**Data for processing**
......
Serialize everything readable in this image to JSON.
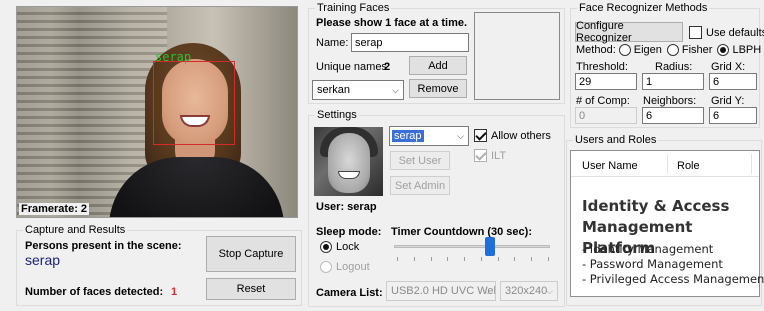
{
  "camera": {
    "face_label": "serap",
    "framerate_label": "Framerate: 2"
  },
  "capture": {
    "title": "Capture and Results",
    "persons_label": "Persons present in the scene:",
    "persons_value": "serap",
    "faces_label": "Number of faces detected:",
    "faces_value": "1",
    "stop_button": "Stop Capture",
    "reset_button": "Reset"
  },
  "training": {
    "title": "Training Faces",
    "instruction": "Please show 1 face at a time.",
    "name_label": "Name:",
    "name_value": "serap",
    "unique_label": "Unique names:",
    "unique_value": "2",
    "add_button": "Add",
    "remove_button": "Remove",
    "names_combo_value": "serkan"
  },
  "settings": {
    "title": "Settings",
    "user_combo_value": "serap",
    "allow_others_label": "Allow others",
    "allow_others_checked": true,
    "ilt_label": "ILT",
    "ilt_checked": true,
    "set_user_button": "Set User",
    "set_admin_button": "Set Admin",
    "user_label": "User: serap",
    "sleep_mode_label": "Sleep mode:",
    "lock_label": "Lock",
    "logout_label": "Logout",
    "sleep_mode_selected": "Lock",
    "timer_label": "Timer Countdown (30 sec):",
    "timer_value_seconds": 30,
    "camera_list_label": "Camera List:",
    "camera_value": "USB2.0 HD UVC Wel",
    "resolution_value": "320x240"
  },
  "recognizer": {
    "title": "Face Recognizer Methods",
    "configure_button": "Configure Recognizer",
    "use_defaults_label": "Use defaults",
    "use_defaults_checked": false,
    "method_label": "Method:",
    "methods": [
      "Eigen",
      "Fisher",
      "LBPH"
    ],
    "method_selected": "LBPH",
    "threshold_label": "Threshold:",
    "threshold_value": "29",
    "radius_label": "Radius:",
    "radius_value": "1",
    "gridx_label": "Grid X:",
    "gridx_value": "6",
    "comp_label": "# of Comp:",
    "comp_value": "0",
    "neighbors_label": "Neighbors:",
    "neighbors_value": "6",
    "gridy_label": "Grid Y:",
    "gridy_value": "6"
  },
  "users_roles": {
    "title": "Users and Roles",
    "columns": [
      "User Name",
      "Role"
    ],
    "overlay_title": "Identity & Access Management Platform",
    "overlay_items": [
      "- Identity Management",
      "- Password Management",
      "- Privileged Access Management"
    ]
  }
}
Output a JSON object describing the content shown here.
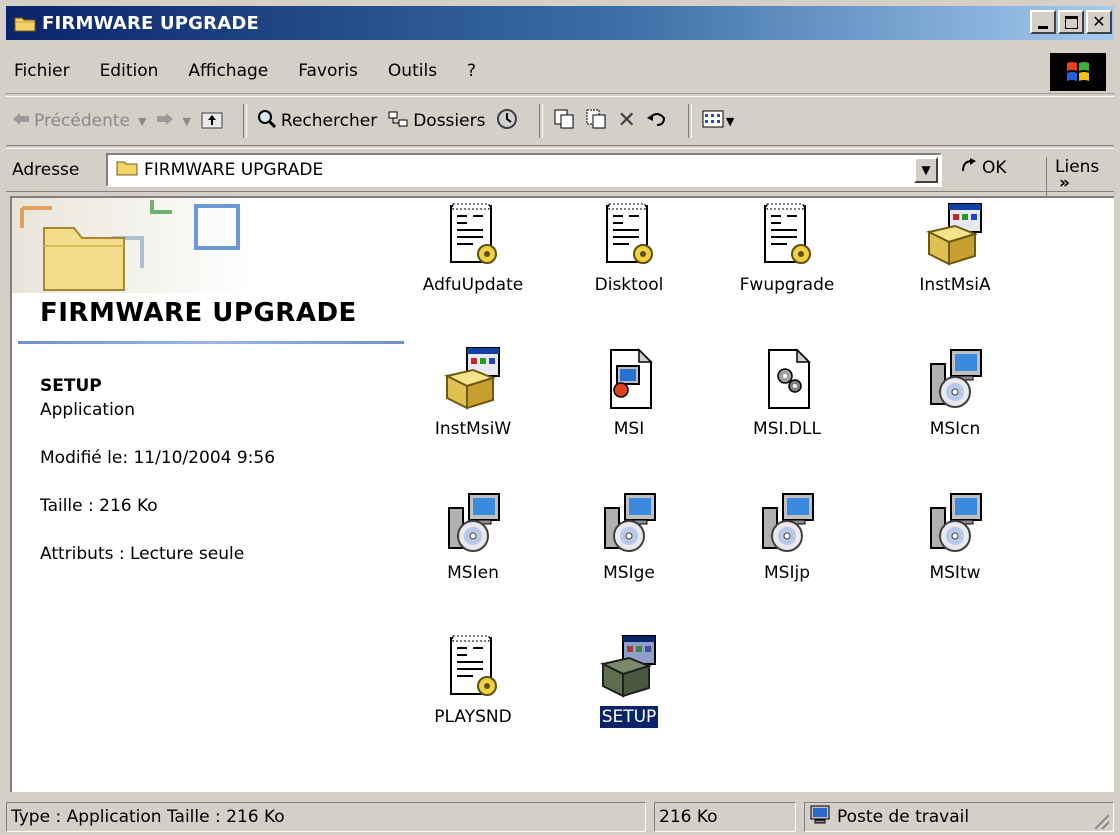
{
  "window": {
    "title": "FIRMWARE UPGRADE"
  },
  "menu": [
    "Fichier",
    "Edition",
    "Affichage",
    "Favoris",
    "Outils",
    "?"
  ],
  "toolbar": {
    "back": "Précédente",
    "search": "Rechercher",
    "folders": "Dossiers"
  },
  "address": {
    "label": "Adresse",
    "value": "FIRMWARE UPGRADE",
    "go": "OK",
    "links": "Liens"
  },
  "side": {
    "title": "FIRMWARE UPGRADE",
    "name": "SETUP",
    "type": "Application",
    "modified": "Modifié le: 11/10/2004 9:56",
    "size": "Taille : 216 Ko",
    "attributes": "Attributs : Lecture seule"
  },
  "files": [
    {
      "name": "AdfuUpdate",
      "icon": "batch-file-icon"
    },
    {
      "name": "Disktool",
      "icon": "batch-file-icon"
    },
    {
      "name": "Fwupgrade",
      "icon": "batch-file-icon"
    },
    {
      "name": "InstMsiA",
      "icon": "installer-box-icon"
    },
    {
      "name": "InstMsiW",
      "icon": "installer-box-icon"
    },
    {
      "name": "MSI",
      "icon": "msi-package-icon"
    },
    {
      "name": "MSI.DLL",
      "icon": "dll-file-icon"
    },
    {
      "name": "MSIcn",
      "icon": "computer-cd-setup-icon"
    },
    {
      "name": "MSIen",
      "icon": "computer-cd-setup-icon"
    },
    {
      "name": "MSIge",
      "icon": "computer-cd-setup-icon"
    },
    {
      "name": "MSIjp",
      "icon": "computer-cd-setup-icon"
    },
    {
      "name": "MSItw",
      "icon": "computer-cd-setup-icon"
    },
    {
      "name": "PLAYSND",
      "icon": "batch-file-icon"
    },
    {
      "name": "SETUP",
      "icon": "installer-box-icon",
      "selected": true
    }
  ],
  "status": {
    "info": "Type : Application Taille  : 216 Ko",
    "size": "216 Ko",
    "zone": "Poste de travail"
  },
  "colors": {
    "title_start": "#0a246a",
    "title_end": "#a6caf0",
    "selection": "#0a246a",
    "chrome": "#d4d0c8"
  }
}
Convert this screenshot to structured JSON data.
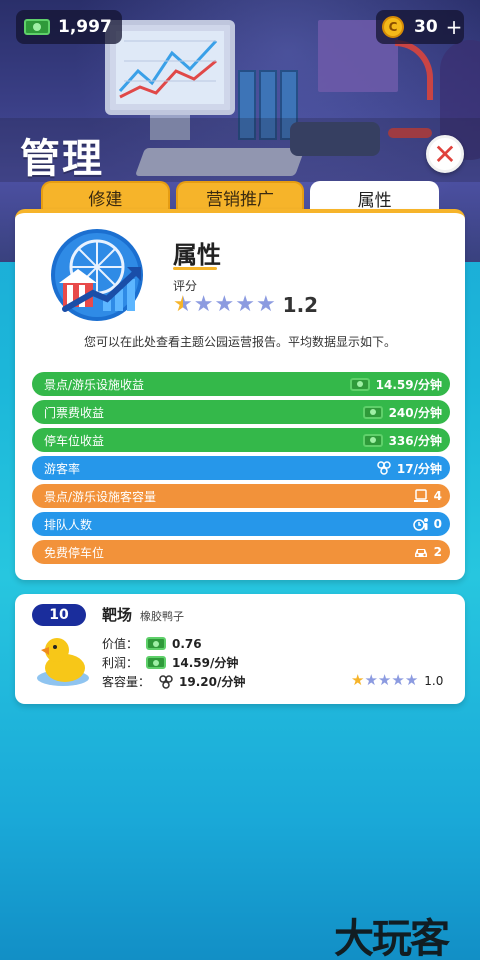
......
**What is asked**
Reproduce every entry word for word, but omit the pictures.

**Solved exercise**
Serialize everything readable in this image to JSON.
{
  "camera": {
    "face_label": "serap",
    "framerate_label": "Framerate: 2"
  },
  "capture": {
    "title": "Capture and Results",
    "persons_label": "Persons present in the scene:",
    "persons_value": "serap",
    "faces_label": "Number of faces detected:",
    "faces_value": "1",
    "stop_button": "Stop Capture",
    "reset_button": "Reset"
  },
  "training": {
    "title": "Training Faces",
    "instruction": "Please show 1 face at a time.",
    "name_label": "Name:",
    "name_value": "serap",
    "unique_label": "Unique names:",
    "unique_value": "2",
    "add_button": "Add",
    "remove_button": "Remove",
    "names_combo_value": "serkan"
  },
  "settings": {
    "title": "Settings",
    "user_combo_value": "serap",
    "allow_others_label": "Allow others",
    "allow_others_checked": true,
    "ilt_label": "ILT",
    "ilt_checked": true,
    "set_user_button": "Set User",
    "set_admin_button": "Set Admin",
    "user_label": "User: serap",
    "sleep_mode_label": "Sleep mode:",
    "lock_label": "Lock",
    "logout_label": "Logout",
    "sleep_mode_selected": "Lock",
    "timer_label": "Timer Countdown (30 sec):",
    "timer_value_seconds": 30,
    "camera_list_label": "Camera List:",
    "camera_value": "USB2.0 HD UVC Wel",
    "resolution_value": "320x240"
  },
  "recognizer": {
    "title": "Face Recognizer Methods",
    "configure_button": "Configure Recognizer",
    "use_defaults_label": "Use defaults",
    "use_defaults_checked": false,
    "method_label": "Method:",
    "methods": [
      "Eigen",
      "Fisher",
      "LBPH"
    ],
    "method_selected": "LBPH",
    "threshold_label": "Threshold:",
    "threshold_value": "29",
    "radius_label": "Radius:",
    "radius_value": "1",
    "gridx_label": "Grid X:",
    "gridx_value": "6",
    "comp_label": "# of Comp:",
    "comp_value": "0",
    "neighbors_label": "Neighbors:",
    "neighbors_value": "6",
    "gridy_label": "Grid Y:",
    "gridy_value": "6"
  },
  "users_roles": {
    "title": "Users and Roles",
    "columns": [
      "User Name",
      "Role"
    ],
    "overlay_title": "Identity & Access Management Platform",
    "overlay_items": [
      "- Identity Management",
      "- Password Management",
      "- Privileged Access Management"
    ]
  }
}
Output a JSON object describing the content shown here.
{
  "window": {
    "title": "FIRMWARE UPGRADE"
  },
  "menu": [
    "Fichier",
    "Edition",
    "Affichage",
    "Favoris",
    "Outils",
    "?"
  ],
  "toolbar": {
    "back": "Précédente",
    "search": "Rechercher",
    "folders": "Dossiers"
  },
  "address": {
    "label": "Adresse",
    "value": "FIRMWARE UPGRADE",
    "go": "OK",
    "links": "Liens"
  },
  "side": {
    "title": "FIRMWARE UPGRADE",
    "name": "SETUP",
    "type": "Application",
    "modified": "Modifié le: 11/10/2004 9:56",
    "size": "Taille : 216 Ko",
    "attributes": "Attributs : Lecture seule"
  },
  "files": [
    {
      "name": "AdfuUpdate",
      "icon": "batch-file-icon"
    },
    {
      "name": "Disktool",
      "icon": "batch-file-icon"
    },
    {
      "name": "Fwupgrade",
      "icon": "batch-file-icon"
    },
    {
      "name": "InstMsiA",
      "icon": "installer-box-icon"
    },
    {
      "name": "InstMsiW",
      "icon": "installer-box-icon"
    },
    {
      "name": "MSI",
      "icon": "msi-package-icon"
    },
    {
      "name": "MSI.DLL",
      "icon": "dll-file-icon"
    },
    {
      "name": "MSIcn",
      "icon": "computer-cd-setup-icon"
    },
    {
      "name": "MSIen",
      "icon": "computer-cd-setup-icon"
    },
    {
      "name": "MSIge",
      "icon": "computer-cd-setup-icon"
    },
    {
      "name": "MSIjp",
      "icon": "computer-cd-setup-icon"
    },
    {
      "name": "MSItw",
      "icon": "computer-cd-setup-icon"
    },
    {
      "name": "PLAYSND",
      "icon": "batch-file-icon"
    },
    {
      "name": "SETUP",
      "icon": "installer-box-icon",
      "selected": true
    }
  ],
  "status": {
    "info": "Type : Application Taille  : 216 Ko",
    "size": "216 Ko",
    "zone": "Poste de travail"
  },
  "colors": {
    "title_start": "#0a246a",
    "title_end": "#a6caf0",
    "selection": "#0a246a",
    "chrome": "#d4d0c8"
  }
}
Convert this screenshot to structured JSON data.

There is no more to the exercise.